## Written problem
Repeat each line exactly as it is written.

## Data rows
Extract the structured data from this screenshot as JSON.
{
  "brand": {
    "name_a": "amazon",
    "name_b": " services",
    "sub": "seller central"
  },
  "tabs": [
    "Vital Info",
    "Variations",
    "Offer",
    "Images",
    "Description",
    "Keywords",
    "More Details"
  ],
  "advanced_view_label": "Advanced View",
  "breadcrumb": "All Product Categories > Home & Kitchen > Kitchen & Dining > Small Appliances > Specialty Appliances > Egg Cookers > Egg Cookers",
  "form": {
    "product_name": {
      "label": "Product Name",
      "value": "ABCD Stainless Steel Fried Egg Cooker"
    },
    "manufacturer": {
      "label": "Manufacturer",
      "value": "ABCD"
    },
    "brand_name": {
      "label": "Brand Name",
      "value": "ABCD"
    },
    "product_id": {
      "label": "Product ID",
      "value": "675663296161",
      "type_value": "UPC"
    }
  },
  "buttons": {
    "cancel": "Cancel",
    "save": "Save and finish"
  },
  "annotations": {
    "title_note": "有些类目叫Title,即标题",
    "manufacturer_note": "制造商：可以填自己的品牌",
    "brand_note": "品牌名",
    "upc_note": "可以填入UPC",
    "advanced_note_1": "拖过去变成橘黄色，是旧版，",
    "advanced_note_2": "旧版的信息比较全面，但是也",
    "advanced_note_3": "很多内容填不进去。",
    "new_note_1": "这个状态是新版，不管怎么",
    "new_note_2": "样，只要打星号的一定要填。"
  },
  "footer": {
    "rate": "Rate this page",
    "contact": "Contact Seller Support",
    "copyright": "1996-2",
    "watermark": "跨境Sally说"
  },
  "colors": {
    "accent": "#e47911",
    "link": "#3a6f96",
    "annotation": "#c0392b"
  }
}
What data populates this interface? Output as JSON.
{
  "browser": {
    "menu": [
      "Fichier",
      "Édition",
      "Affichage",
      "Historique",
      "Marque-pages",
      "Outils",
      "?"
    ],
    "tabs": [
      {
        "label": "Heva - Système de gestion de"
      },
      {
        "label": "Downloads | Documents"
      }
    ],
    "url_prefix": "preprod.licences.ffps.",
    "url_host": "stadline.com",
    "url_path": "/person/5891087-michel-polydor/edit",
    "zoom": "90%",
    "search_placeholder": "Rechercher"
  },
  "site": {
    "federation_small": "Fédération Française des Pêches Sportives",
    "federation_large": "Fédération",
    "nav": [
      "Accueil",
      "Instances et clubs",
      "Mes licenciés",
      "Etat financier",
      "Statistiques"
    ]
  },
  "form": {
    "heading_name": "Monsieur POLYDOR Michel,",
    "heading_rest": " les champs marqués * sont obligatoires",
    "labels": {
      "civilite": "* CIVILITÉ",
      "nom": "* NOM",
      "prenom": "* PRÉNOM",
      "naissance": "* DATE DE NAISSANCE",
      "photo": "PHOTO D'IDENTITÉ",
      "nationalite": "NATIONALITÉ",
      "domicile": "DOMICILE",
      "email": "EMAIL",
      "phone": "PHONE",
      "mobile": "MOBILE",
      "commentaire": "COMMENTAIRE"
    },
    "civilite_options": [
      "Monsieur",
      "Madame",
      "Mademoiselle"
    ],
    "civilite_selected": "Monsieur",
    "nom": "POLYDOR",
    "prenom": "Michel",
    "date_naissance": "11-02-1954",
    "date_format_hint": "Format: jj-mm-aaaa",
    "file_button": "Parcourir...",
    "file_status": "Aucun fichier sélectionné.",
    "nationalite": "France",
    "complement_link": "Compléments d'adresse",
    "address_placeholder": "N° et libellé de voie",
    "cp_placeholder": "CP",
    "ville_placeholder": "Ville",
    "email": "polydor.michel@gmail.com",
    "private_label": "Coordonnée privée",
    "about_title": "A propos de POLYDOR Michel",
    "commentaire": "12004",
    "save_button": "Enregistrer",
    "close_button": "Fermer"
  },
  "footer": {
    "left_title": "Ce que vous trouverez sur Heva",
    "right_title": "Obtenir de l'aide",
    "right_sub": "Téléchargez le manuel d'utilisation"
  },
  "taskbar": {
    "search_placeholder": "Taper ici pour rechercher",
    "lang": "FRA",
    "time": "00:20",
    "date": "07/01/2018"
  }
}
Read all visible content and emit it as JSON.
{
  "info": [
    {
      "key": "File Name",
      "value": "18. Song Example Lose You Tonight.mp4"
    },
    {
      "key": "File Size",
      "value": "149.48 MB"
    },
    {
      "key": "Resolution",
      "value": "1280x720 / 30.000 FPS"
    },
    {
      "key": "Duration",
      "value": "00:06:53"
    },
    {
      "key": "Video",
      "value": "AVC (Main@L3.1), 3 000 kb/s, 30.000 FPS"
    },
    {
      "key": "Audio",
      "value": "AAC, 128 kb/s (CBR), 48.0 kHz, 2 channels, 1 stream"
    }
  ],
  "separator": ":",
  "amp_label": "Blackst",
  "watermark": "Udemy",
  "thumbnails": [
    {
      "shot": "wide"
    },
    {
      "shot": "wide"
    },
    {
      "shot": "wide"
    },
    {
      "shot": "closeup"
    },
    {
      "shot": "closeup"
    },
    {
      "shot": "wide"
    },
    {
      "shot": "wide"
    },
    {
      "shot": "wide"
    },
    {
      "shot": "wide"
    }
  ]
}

## Response to the exercise
Extract the structured data from this screenshot as JSON.
{
  "brand": {
    "name_a": "amazon",
    "name_b": " services",
    "sub": "seller central"
  },
  "tabs": [
    "Vital Info",
    "Variations",
    "Offer",
    "Images",
    "Description",
    "Keywords",
    "More Details"
  ],
  "advanced_view_label": "Advanced View",
  "breadcrumb": "All Product Categories > Home & Kitchen > Kitchen & Dining > Small Appliances > Specialty Appliances > Egg Cookers > Egg Cookers",
  "form": {
    "product_name": {
      "label": "Product Name",
      "value": "ABCD Stainless Steel Fried Egg Cooker"
    },
    "manufacturer": {
      "label": "Manufacturer",
      "value": "ABCD"
    },
    "brand_name": {
      "label": "Brand Name",
      "value": "ABCD"
    },
    "product_id": {
      "label": "Product ID",
      "value": "675663296161",
      "type_value": "UPC"
    }
  },
  "buttons": {
    "cancel": "Cancel",
    "save": "Save and finish"
  },
  "annotations": {
    "title_note": "有些类目叫Title,即标题",
    "manufacturer_note": "制造商：可以填自己的品牌",
    "brand_note": "品牌名",
    "upc_note": "可以填入UPC",
    "advanced_note_1": "拖过去变成橘黄色，是旧版，",
    "advanced_note_2": "旧版的信息比较全面，但是也",
    "advanced_note_3": "很多内容填不进去。",
    "new_note_1": "这个状态是新版，不管怎么",
    "new_note_2": "样，只要打星号的一定要填。"
  },
  "footer": {
    "rate": "Rate this page",
    "contact": "Contact Seller Support",
    "copyright": "1996-2",
    "watermark": "跨境Sally说"
  },
  "colors": {
    "accent": "#e47911",
    "link": "#3a6f96",
    "annotation": "#c0392b"
  }
}
What data populates this interface? Output as JSON.
{
  "browser": {
    "menu": [
      "Fichier",
      "Édition",
      "Affichage",
      "Historique",
      "Marque-pages",
      "Outils",
      "?"
    ],
    "tabs": [
      {
        "label": "Heva - Système de gestion de"
      },
      {
        "label": "Downloads | Documents"
      }
    ],
    "url_prefix": "preprod.licences.ffps.",
    "url_host": "stadline.com",
    "url_path": "/person/5891087-michel-polydor/edit",
    "zoom": "90%",
    "search_placeholder": "Rechercher"
  },
  "site": {
    "federation_small": "Fédération Française des Pêches Sportives",
    "federation_large": "Fédération",
    "nav": [
      "Accueil",
      "Instances et clubs",
      "Mes licenciés",
      "Etat financier",
      "Statistiques"
    ]
  },
  "form": {
    "heading_name": "Monsieur POLYDOR Michel,",
    "heading_rest": " les champs marqués * sont obligatoires",
    "labels": {
      "civilite": "* CIVILITÉ",
      "nom": "* NOM",
      "prenom": "* PRÉNOM",
      "naissance": "* DATE DE NAISSANCE",
      "photo": "PHOTO D'IDENTITÉ",
      "nationalite": "NATIONALITÉ",
      "domicile": "DOMICILE",
      "email": "EMAIL",
      "phone": "PHONE",
      "mobile": "MOBILE",
      "commentaire": "COMMENTAIRE"
    },
    "civilite_options": [
      "Monsieur",
      "Madame",
      "Mademoiselle"
    ],
    "civilite_selected": "Monsieur",
    "nom": "POLYDOR",
    "prenom": "Michel",
    "date_naissance": "11-02-1954",
    "date_format_hint": "Format: jj-mm-aaaa",
    "file_button": "Parcourir...",
    "file_status": "Aucun fichier sélectionné.",
    "nationalite": "France",
    "complement_link": "Compléments d'adresse",
    "address_placeholder": "N° et libellé de voie",
    "cp_placeholder": "CP",
    "ville_placeholder": "Ville",
    "email": "polydor.michel@gmail.com",
    "private_label": "Coordonnée privée",
    "about_title": "A propos de POLYDOR Michel",
    "commentaire": "12004",
    "save_button": "Enregistrer",
    "close_button": "Fermer"
  },
  "footer": {
    "left_title": "Ce que vous trouverez sur Heva",
    "right_title": "Obtenir de l'aide",
    "right_sub": "Téléchargez le manuel d'utilisation"
  },
  "taskbar": {
    "search_placeholder": "Taper ici pour rechercher",
    "lang": "FRA",
    "time": "00:20",
    "date": "07/01/2018"
  }
}
Read all visible content and emit it as JSON.
{
  "info": [
    {
      "key": "File Name",
      "value": "18. Song Example Lose You Tonight.mp4"
    },
    {
      "key": "File Size",
      "value": "149.48 MB"
    },
    {
      "key": "Resolution",
      "value": "1280x720 / 30.000 FPS"
    },
    {
      "key": "Duration",
      "value": "00:06:53"
    },
    {
      "key": "Video",
      "value": "AVC (Main@L3.1), 3 000 kb/s, 30.000 FPS"
    },
    {
      "key": "Audio",
      "value": "AAC, 128 kb/s (CBR), 48.0 kHz, 2 channels, 1 stream"
    }
  ],
  "separator": ":",
  "amp_label": "Blackst",
  "watermark": "Udemy",
  "thumbnails": [
    {
      "shot": "wide"
    },
    {
      "shot": "wide"
    },
    {
      "shot": "wide"
    },
    {
      "shot": "closeup"
    },
    {
      "shot": "closeup"
    },
    {
      "shot": "wide"
    },
    {
      "shot": "wide"
    },
    {
      "shot": "wide"
    },
    {
      "shot": "wide"
    }
  ]
}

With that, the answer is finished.